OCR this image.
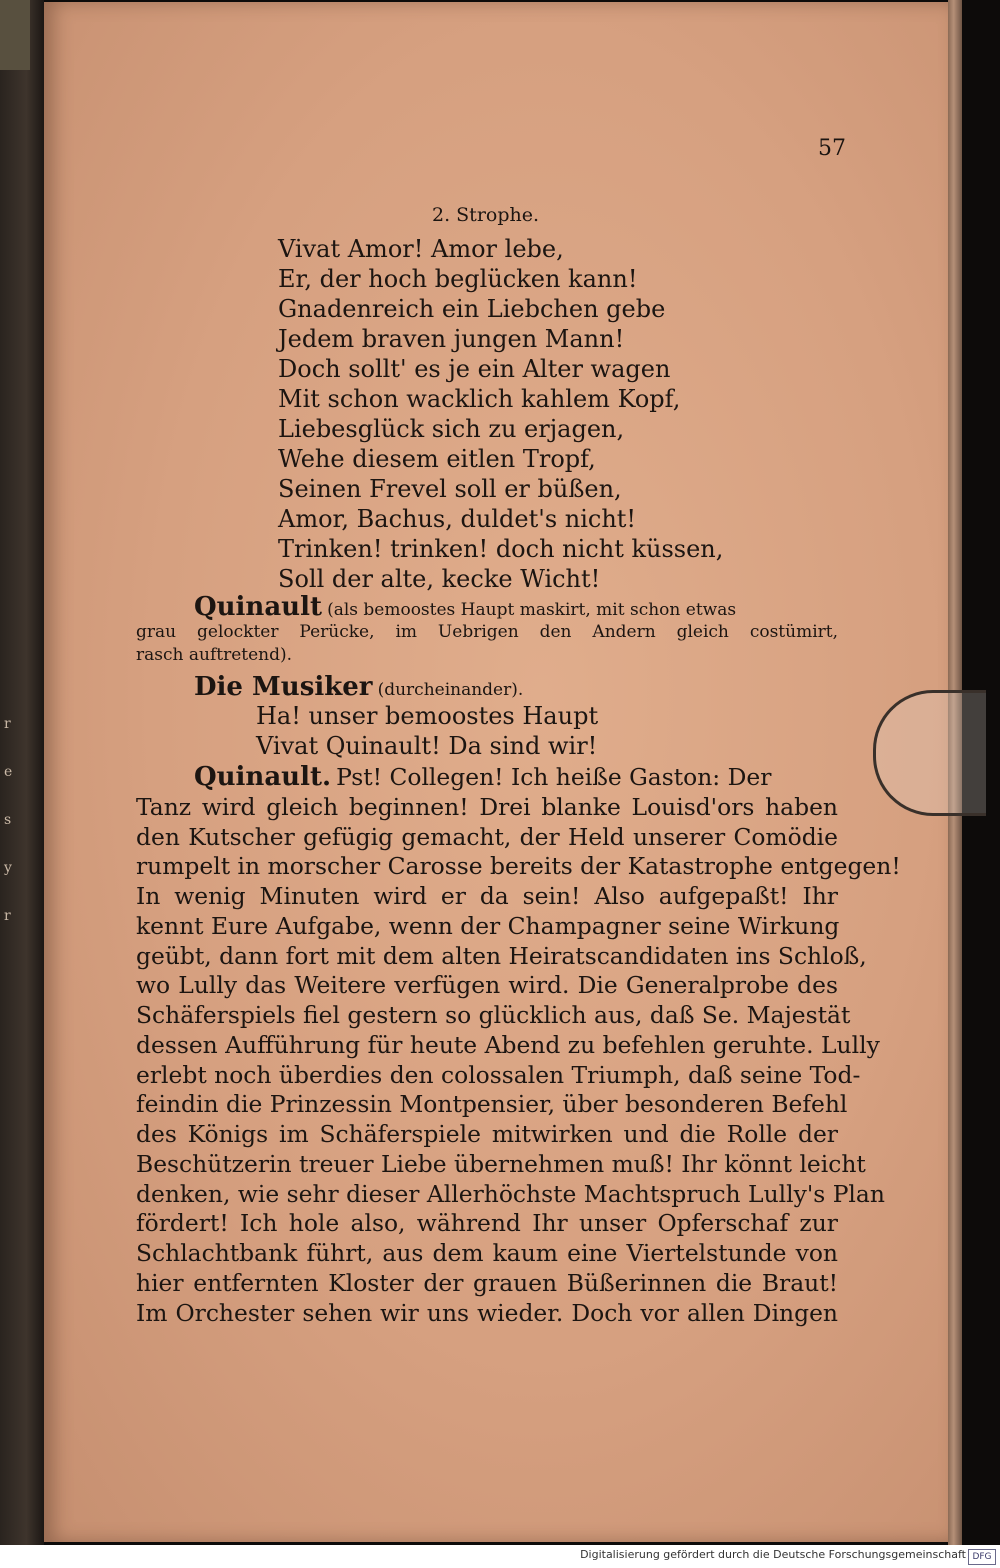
r
e
s
y
r
57
2. Strophe.
Vivat Amor! Amor lebe,
Er, der hoch beglücken kann!
Gnadenreich ein Liebchen gebe
Jedem braven jungen Mann!
Doch sollt' es je ein Alter wagen
Mit schon wacklich kahlem Kopf,
Liebesglück sich zu erjagen,
Wehe diesem eitlen Tropf,
Seinen Frevel soll er büßen,
Amor, Bachus, duldet's nicht!
Trinken! trinken! doch nicht küssen,
Soll der alte, kecke Wicht!
Quinault (als bemoostes Haupt maskirt, mit schon etwas
grau gelockter Perücke, im Uebrigen den Andern gleich costümirt,
rasch auftretend).
Die Musiker (durcheinander).
Ha! unser bemoostes Haupt
Vivat Quinault! Da sind wir!
Quinault. Pst! Collegen! Ich heiße Gaston: Der
Tanz wird gleich beginnen! Drei blanke Louisd'ors haben
den Kutscher gefügig gemacht, der Held unserer Comödie
rumpelt in morscher Carosse bereits der Katastrophe entgegen!
In wenig Minuten wird er da sein! Also aufgepaßt! Ihr
kennt Eure Aufgabe, wenn der Champagner seine Wirkung
geübt, dann fort mit dem alten Heiratscandidaten ins Schloß,
wo Lully das Weitere verfügen wird. Die Generalprobe des
Schäferspiels fiel gestern so glücklich aus, daß Se. Majestät
dessen Aufführung für heute Abend zu befehlen geruhte. Lully
erlebt noch überdies den colossalen Triumph, daß seine Tod-
feindin die Prinzessin Montpensier, über besonderen Befehl
des Königs im Schäferspiele mitwirken und die Rolle der
Beschützerin treuer Liebe übernehmen muß! Ihr könnt leicht
denken, wie sehr dieser Allerhöchste Machtspruch Lully's Plan
fördert! Ich hole also, während Ihr unser Opferschaf zur
Schlachtbank führt, aus dem kaum eine Viertelstunde von
hier entfernten Kloster der grauen Büßerinnen die Braut!
Im Orchester sehen wir uns wieder. Doch vor allen Dingen
Digitalisierung gefördert durch die Deutsche Forschungsgemeinschaft DFG
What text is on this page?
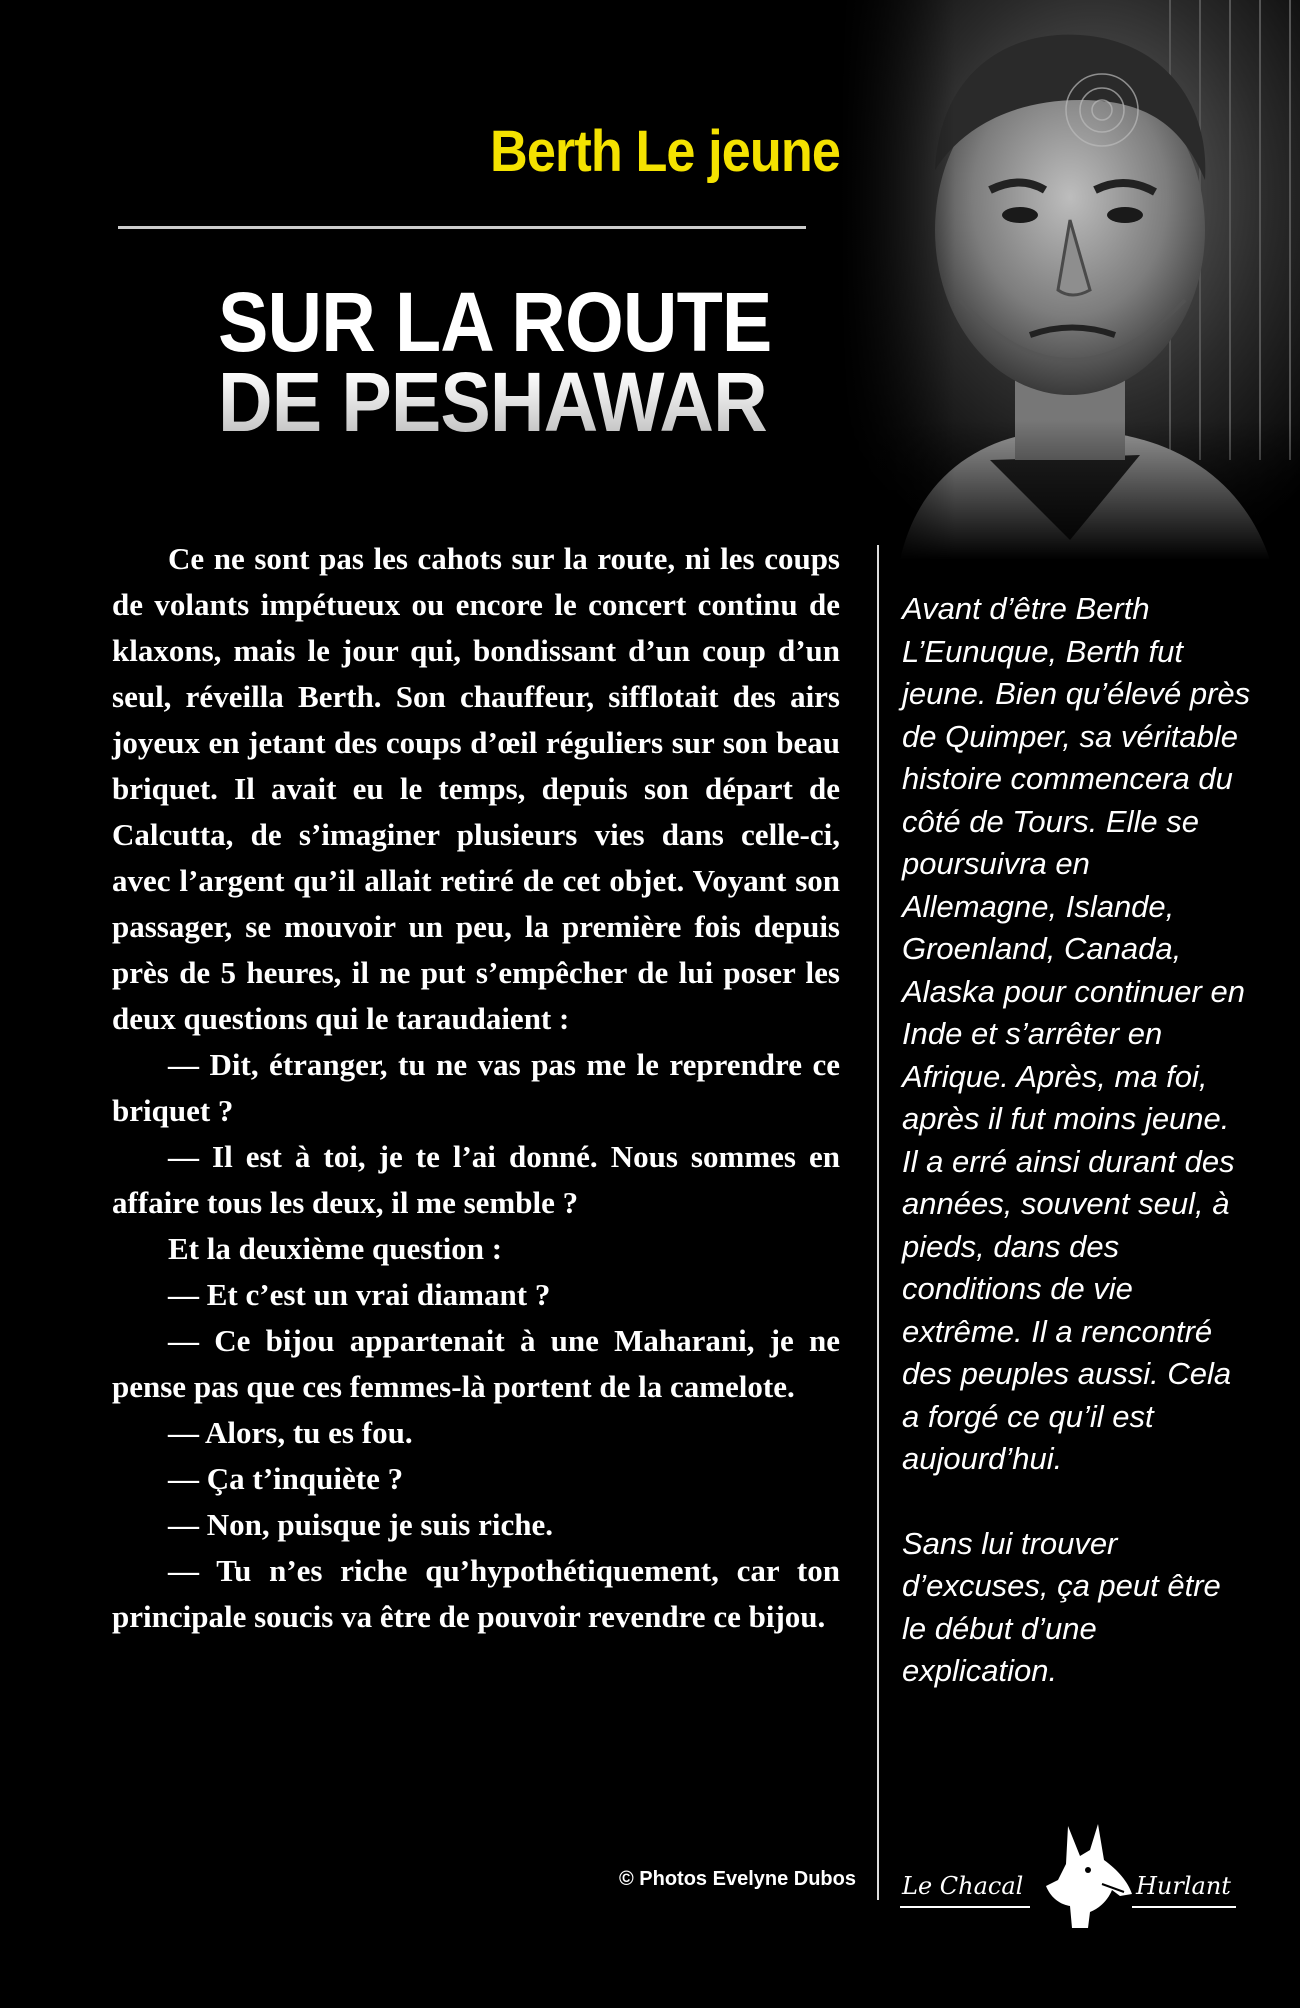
Berth Le jeune
SUR LA ROUTE
DE PESHAWAR

Ce ne sont pas les cahots sur la route, ni les coups de volants impétueux ou encore le concert continu de klaxons, mais le jour qui, bondissant d’un coup d’un seul, réveilla Berth. Son chauffeur, sifflotait des airs joyeux en jetant des coups d’œil réguliers sur son beau briquet. Il avait eu le temps, depuis son départ de Calcutta, de s’imaginer plusieurs vies dans celle-ci, avec l’argent qu’il allait retiré de cet objet. Voyant son passager, se mouvoir un peu, la première fois depuis près de 5 heures, il ne put s’empêcher de lui poser les deux questions qui le taraudaient :

— Dit, étranger, tu ne vas pas me le reprendre ce briquet ?

— Il est à toi, je te l’ai donné. Nous sommes en affaire tous les deux, il me semble ?

Et la deuxième question :

— Et c’est un vrai diamant ?

— Ce bijou appartenait à une Maharani, je ne pense pas que ces femmes-là portent de la camelote.

— Alors, tu es fou.

— Ça t’inquiète ?

— Non, puisque je suis riche.

— Tu n’es riche qu’hypothétiquement, car ton principale soucis va être de pouvoir revendre ce bijou.

Avant d’être Berth L’Eunuque, Berth fut jeune. Bien qu’élevé près de Quimper, sa véritable histoire commencera du côté de Tours. Elle se poursuivra en Allemagne, Islande, Groenland, Canada, Alaska pour continuer en Inde et s’arrêter en Afrique. Après, ma foi, après il fut moins jeune. Il a erré ainsi durant des années, souvent seul, à pieds, dans des conditions de vie extrême. Il a rencontré des peuples aussi. Cela a forgé ce qu’il est aujourd’hui.

Sans lui trouver d’excuses, ça peut être le début d’une explication.

© Photos Evelyne Dubos Le Chacal	Hurlant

========================================================================

**EXERCISE AIM:** Copy, from the material above, each line in which the string "Quinault" occurs.

**CORRECT OUTPUT:**
Quinault (als bemoostes Haupt maskirt, mit schon etwas
Vivat Quinault! Da sind wir!
Quinault. Pst! Collegen! Ich heiße Gaston: Der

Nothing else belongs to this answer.